── RECORDS PROVIDED

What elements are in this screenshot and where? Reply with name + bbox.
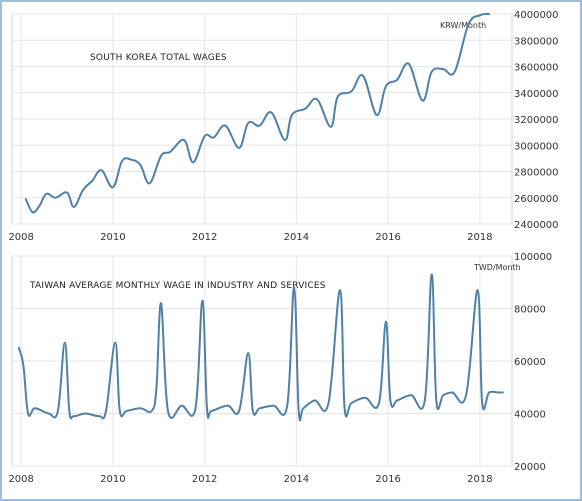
taiwan-x-tick-label: 2012: [192, 474, 217, 485]
korea-y-tick-label: 3000000: [514, 141, 559, 152]
taiwan-x-tick-label: 2018: [467, 474, 492, 485]
korea-y-tick-label: 4000000: [514, 10, 559, 21]
taiwan-y-tick-label: 60000: [514, 357, 546, 368]
korea-series-line: [24, 12, 491, 214]
korea-chart-title: SOUTH KOREA TOTAL WAGES: [90, 53, 227, 63]
taiwan-y-tick-label: 20000: [514, 462, 546, 473]
korea-y-tick-label: 3600000: [514, 63, 559, 74]
korea-y-tick-label: 3800000: [514, 36, 559, 47]
taiwan-x-tick-label: 2016: [375, 474, 400, 485]
korea-unit-label: KRW/Month: [440, 21, 486, 30]
korea-x-tick-label: 2016: [375, 232, 400, 243]
korea-y-tick-label: 2600000: [514, 194, 559, 205]
taiwan-x-tick-label: 2008: [8, 474, 33, 485]
korea-x-tick-label: 2014: [284, 232, 309, 243]
korea-x-tick-label: 2010: [100, 232, 125, 243]
taiwan-chart-title: TAIWAN AVERAGE MONTHLY WAGE IN INDUSTRY …: [29, 281, 326, 291]
korea-y-tick-label: 2400000: [514, 220, 559, 231]
taiwan-y-tick-label: 100000: [514, 252, 552, 263]
korea-y-tick-label: 3400000: [514, 89, 559, 100]
taiwan-x-tick-label: 2010: [100, 474, 125, 485]
taiwan-x-tick-label: 2014: [284, 474, 309, 485]
korea-x-tick-label: 2008: [8, 232, 33, 243]
korea-x-tick-label: 2018: [467, 232, 492, 243]
taiwan-y-tick-label: 40000: [514, 410, 546, 421]
korea-y-tick-label: 2800000: [514, 168, 559, 179]
taiwan-y-tick-label: 80000: [514, 305, 546, 316]
korea-y-tick-label: 3200000: [514, 115, 559, 126]
taiwan-series-line: [17, 273, 504, 422]
korea-x-tick-label: 2012: [192, 232, 217, 243]
taiwan-unit-label: TWD/Month: [473, 263, 521, 272]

────

▸ EXERCISE DESCRIPTION
Extract every line of the entries above verbatim, omitting the picture.

▸ EXERCISE RESULT
What elements are in this screenshot and where? Reply with name + bbox.
taiwan-x-tick-label: 2012: [192, 474, 217, 485]
korea-y-tick-label: 3000000: [514, 141, 559, 152]
taiwan-x-tick-label: 2018: [467, 474, 492, 485]
korea-y-tick-label: 4000000: [514, 10, 559, 21]
taiwan-y-tick-label: 60000: [514, 357, 546, 368]
korea-series-line: [24, 12, 491, 214]
korea-chart-title: SOUTH KOREA TOTAL WAGES: [90, 53, 227, 63]
taiwan-y-tick-label: 20000: [514, 462, 546, 473]
korea-y-tick-label: 3600000: [514, 63, 559, 74]
korea-y-tick-label: 3800000: [514, 36, 559, 47]
taiwan-x-tick-label: 2016: [375, 474, 400, 485]
korea-unit-label: KRW/Month: [440, 21, 486, 30]
korea-x-tick-label: 2016: [375, 232, 400, 243]
korea-y-tick-label: 2600000: [514, 194, 559, 205]
taiwan-x-tick-label: 2008: [8, 474, 33, 485]
korea-x-tick-label: 2014: [284, 232, 309, 243]
korea-x-tick-label: 2010: [100, 232, 125, 243]
taiwan-chart-title: TAIWAN AVERAGE MONTHLY WAGE IN INDUSTRY …: [29, 281, 326, 291]
korea-y-tick-label: 2400000: [514, 220, 559, 231]
taiwan-y-tick-label: 100000: [514, 252, 552, 263]
korea-y-tick-label: 3400000: [514, 89, 559, 100]
taiwan-x-tick-label: 2010: [100, 474, 125, 485]
taiwan-x-tick-label: 2014: [284, 474, 309, 485]
korea-x-tick-label: 2008: [8, 232, 33, 243]
korea-x-tick-label: 2018: [467, 232, 492, 243]
taiwan-y-tick-label: 40000: [514, 410, 546, 421]
korea-y-tick-label: 2800000: [514, 168, 559, 179]
taiwan-y-tick-label: 80000: [514, 305, 546, 316]
korea-y-tick-label: 3200000: [514, 115, 559, 126]
taiwan-series-line: [17, 273, 504, 422]
korea-x-tick-label: 2012: [192, 232, 217, 243]
taiwan-unit-label: TWD/Month: [473, 263, 521, 272]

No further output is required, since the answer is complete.